- Exercise inputs
::::
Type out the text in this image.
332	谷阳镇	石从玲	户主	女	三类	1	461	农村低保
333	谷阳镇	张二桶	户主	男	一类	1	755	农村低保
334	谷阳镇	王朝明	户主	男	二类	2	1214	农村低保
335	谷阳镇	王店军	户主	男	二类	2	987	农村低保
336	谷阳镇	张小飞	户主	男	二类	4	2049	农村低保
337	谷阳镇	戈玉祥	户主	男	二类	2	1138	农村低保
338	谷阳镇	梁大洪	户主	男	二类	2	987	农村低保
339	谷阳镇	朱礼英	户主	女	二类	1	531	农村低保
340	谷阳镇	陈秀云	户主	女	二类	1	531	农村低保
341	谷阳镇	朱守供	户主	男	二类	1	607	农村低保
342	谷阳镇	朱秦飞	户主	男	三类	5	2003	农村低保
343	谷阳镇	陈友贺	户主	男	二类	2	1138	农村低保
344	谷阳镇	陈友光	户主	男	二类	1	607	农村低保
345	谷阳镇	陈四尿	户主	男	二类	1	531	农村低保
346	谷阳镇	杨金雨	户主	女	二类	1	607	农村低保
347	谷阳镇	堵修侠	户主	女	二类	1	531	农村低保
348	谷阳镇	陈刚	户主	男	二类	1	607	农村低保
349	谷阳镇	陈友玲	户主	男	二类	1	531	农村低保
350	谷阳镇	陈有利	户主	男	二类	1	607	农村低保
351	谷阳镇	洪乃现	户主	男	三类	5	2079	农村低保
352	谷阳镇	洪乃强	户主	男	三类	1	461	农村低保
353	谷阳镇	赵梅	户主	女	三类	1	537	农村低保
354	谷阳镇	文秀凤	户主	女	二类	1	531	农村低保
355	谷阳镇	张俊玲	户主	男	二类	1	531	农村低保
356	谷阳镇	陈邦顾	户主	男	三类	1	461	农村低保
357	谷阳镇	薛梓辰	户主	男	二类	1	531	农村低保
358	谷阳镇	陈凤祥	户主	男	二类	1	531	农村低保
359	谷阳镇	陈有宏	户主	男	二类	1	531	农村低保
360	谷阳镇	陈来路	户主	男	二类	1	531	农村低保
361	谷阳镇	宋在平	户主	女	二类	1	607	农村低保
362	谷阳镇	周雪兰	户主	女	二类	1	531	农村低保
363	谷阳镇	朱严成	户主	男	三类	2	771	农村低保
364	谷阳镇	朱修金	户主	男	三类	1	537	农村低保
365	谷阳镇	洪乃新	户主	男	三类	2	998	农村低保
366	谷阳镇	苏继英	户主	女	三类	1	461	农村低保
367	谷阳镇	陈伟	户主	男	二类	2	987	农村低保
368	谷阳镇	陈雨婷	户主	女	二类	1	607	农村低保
::::
- Required task
Recopy all the lines exactly as they appear.

- Correct answer
Type out the text in this image.
332	谷阳镇	石从玲	户主	女	三类	1	461	农村低保
333	谷阳镇	张二桶	户主	男	一类	1	755	农村低保
334	谷阳镇	王朝明	户主	男	二类	2	1214	农村低保
335	谷阳镇	王店军	户主	男	二类	2	987	农村低保
336	谷阳镇	张小飞	户主	男	二类	4	2049	农村低保
337	谷阳镇	戈玉祥	户主	男	二类	2	1138	农村低保
338	谷阳镇	梁大洪	户主	男	二类	2	987	农村低保
339	谷阳镇	朱礼英	户主	女	二类	1	531	农村低保
340	谷阳镇	陈秀云	户主	女	二类	1	531	农村低保
341	谷阳镇	朱守供	户主	男	二类	1	607	农村低保
342	谷阳镇	朱秦飞	户主	男	三类	5	2003	农村低保
343	谷阳镇	陈友贺	户主	男	二类	2	1138	农村低保
344	谷阳镇	陈友光	户主	男	二类	1	607	农村低保
345	谷阳镇	陈四尿	户主	男	二类	1	531	农村低保
346	谷阳镇	杨金雨	户主	女	二类	1	607	农村低保
347	谷阳镇	堵修侠	户主	女	二类	1	531	农村低保
348	谷阳镇	陈刚	户主	男	二类	1	607	农村低保
349	谷阳镇	陈友玲	户主	男	二类	1	531	农村低保
350	谷阳镇	陈有利	户主	男	二类	1	607	农村低保
351	谷阳镇	洪乃现	户主	男	三类	5	2079	农村低保
352	谷阳镇	洪乃强	户主	男	三类	1	461	农村低保
353	谷阳镇	赵梅	户主	女	三类	1	537	农村低保
354	谷阳镇	文秀凤	户主	女	二类	1	531	农村低保
355	谷阳镇	张俊玲	户主	男	二类	1	531	农村低保
356	谷阳镇	陈邦顾	户主	男	三类	1	461	农村低保
357	谷阳镇	薛梓辰	户主	男	二类	1	531	农村低保
358	谷阳镇	陈凤祥	户主	男	二类	1	531	农村低保
359	谷阳镇	陈有宏	户主	男	二类	1	531	农村低保
360	谷阳镇	陈来路	户主	男	二类	1	531	农村低保
361	谷阳镇	宋在平	户主	女	二类	1	607	农村低保
362	谷阳镇	周雪兰	户主	女	二类	1	531	农村低保
363	谷阳镇	朱严成	户主	男	三类	2	771	农村低保
364	谷阳镇	朱修金	户主	男	三类	1	537	农村低保
365	谷阳镇	洪乃新	户主	男	三类	2	998	农村低保
366	谷阳镇	苏继英	户主	女	三类	1	461	农村低保
367	谷阳镇	陈伟	户主	男	二类	2	987	农村低保
368	谷阳镇	陈雨婷	户主	女	二类	1	607	农村低保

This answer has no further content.